◆ Source data
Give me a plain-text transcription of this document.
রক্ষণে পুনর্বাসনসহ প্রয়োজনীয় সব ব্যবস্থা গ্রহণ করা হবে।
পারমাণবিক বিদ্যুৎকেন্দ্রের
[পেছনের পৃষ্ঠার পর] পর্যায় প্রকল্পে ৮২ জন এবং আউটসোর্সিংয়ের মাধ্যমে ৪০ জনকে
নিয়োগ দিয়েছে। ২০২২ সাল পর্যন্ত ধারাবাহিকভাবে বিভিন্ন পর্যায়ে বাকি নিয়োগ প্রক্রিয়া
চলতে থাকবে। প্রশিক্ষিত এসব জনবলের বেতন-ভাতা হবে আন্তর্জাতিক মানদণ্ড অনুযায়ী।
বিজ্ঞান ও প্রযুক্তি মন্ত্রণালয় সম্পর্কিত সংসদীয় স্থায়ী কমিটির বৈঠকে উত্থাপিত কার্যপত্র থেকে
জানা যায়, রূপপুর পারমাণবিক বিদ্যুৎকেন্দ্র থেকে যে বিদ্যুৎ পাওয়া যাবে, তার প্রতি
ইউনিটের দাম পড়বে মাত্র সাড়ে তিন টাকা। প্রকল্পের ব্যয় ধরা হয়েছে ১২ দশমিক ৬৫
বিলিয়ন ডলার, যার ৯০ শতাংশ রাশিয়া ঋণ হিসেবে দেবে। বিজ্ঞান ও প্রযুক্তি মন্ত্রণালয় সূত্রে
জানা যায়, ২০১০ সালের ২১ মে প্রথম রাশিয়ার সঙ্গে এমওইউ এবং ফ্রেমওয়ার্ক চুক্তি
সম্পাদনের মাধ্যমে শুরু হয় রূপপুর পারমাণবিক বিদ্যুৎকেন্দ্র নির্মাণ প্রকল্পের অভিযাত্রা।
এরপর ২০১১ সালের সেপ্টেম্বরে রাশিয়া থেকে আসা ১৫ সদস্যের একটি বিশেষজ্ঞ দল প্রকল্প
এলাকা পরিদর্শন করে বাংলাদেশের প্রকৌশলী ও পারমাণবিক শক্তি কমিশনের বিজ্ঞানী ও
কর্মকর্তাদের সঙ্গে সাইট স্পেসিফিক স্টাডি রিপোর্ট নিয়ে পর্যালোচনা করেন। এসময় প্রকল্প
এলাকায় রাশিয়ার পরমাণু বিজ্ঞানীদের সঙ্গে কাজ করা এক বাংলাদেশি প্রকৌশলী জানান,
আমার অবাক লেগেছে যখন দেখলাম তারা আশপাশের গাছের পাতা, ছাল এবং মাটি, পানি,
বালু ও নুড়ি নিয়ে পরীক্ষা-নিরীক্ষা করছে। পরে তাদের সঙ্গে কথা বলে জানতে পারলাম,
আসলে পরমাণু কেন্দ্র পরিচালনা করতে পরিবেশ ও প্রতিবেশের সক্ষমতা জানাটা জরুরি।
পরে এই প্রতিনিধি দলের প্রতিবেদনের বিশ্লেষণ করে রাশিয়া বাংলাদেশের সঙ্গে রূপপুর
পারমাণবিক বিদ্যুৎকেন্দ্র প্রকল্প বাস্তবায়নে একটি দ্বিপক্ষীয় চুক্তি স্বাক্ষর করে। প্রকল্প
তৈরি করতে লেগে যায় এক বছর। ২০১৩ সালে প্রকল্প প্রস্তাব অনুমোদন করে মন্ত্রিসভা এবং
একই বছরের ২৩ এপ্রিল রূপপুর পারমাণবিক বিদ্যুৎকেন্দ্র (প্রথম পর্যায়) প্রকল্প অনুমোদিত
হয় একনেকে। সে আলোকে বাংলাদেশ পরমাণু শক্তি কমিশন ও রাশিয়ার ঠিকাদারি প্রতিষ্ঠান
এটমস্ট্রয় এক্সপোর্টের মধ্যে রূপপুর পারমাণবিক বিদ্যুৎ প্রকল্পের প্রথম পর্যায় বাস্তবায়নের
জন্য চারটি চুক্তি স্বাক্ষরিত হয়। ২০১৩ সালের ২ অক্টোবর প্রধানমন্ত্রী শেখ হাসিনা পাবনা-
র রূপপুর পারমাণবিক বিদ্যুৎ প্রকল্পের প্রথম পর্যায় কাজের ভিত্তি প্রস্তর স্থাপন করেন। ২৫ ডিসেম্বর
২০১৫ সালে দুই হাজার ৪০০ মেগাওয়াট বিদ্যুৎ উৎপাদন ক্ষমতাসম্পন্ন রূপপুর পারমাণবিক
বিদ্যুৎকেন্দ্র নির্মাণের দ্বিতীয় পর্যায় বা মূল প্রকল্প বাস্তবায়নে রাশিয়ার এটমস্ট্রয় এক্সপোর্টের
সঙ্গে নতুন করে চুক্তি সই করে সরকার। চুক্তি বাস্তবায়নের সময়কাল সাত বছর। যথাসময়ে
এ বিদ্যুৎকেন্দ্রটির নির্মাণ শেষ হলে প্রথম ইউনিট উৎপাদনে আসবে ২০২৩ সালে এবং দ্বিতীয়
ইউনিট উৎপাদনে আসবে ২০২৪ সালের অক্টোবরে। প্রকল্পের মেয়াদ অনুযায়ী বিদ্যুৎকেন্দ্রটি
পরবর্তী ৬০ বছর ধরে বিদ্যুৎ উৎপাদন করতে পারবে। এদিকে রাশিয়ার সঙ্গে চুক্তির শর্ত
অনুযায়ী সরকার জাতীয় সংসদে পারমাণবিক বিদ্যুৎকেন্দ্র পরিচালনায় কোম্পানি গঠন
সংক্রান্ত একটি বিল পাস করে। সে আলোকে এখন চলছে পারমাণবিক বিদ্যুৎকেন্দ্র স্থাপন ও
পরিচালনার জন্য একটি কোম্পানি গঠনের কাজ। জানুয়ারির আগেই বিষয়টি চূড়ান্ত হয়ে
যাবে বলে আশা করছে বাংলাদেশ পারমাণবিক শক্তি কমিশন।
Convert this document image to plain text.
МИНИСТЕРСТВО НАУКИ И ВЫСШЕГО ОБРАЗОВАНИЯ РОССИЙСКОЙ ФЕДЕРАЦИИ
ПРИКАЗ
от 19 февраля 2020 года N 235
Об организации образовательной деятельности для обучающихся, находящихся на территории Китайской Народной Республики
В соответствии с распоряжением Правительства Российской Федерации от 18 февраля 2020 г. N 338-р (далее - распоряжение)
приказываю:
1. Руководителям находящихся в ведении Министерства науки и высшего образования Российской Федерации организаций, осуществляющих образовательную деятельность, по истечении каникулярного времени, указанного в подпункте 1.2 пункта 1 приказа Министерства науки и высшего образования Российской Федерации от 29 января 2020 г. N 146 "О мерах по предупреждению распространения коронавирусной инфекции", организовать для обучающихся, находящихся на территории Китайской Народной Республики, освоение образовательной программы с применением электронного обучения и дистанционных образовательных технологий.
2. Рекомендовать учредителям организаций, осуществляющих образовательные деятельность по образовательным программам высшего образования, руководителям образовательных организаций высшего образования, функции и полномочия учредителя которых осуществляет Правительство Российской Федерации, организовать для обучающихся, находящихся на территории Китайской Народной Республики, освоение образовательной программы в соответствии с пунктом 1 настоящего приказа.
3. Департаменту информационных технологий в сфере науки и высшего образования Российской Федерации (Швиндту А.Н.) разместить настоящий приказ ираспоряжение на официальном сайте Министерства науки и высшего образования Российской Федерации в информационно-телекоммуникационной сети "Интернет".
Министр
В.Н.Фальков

◆ WORK TO BE COMPLETED
Make a tally of the lines in this data that include the string "text", and answer with that tally alone.

◆ COMPLETE RESPONSE
2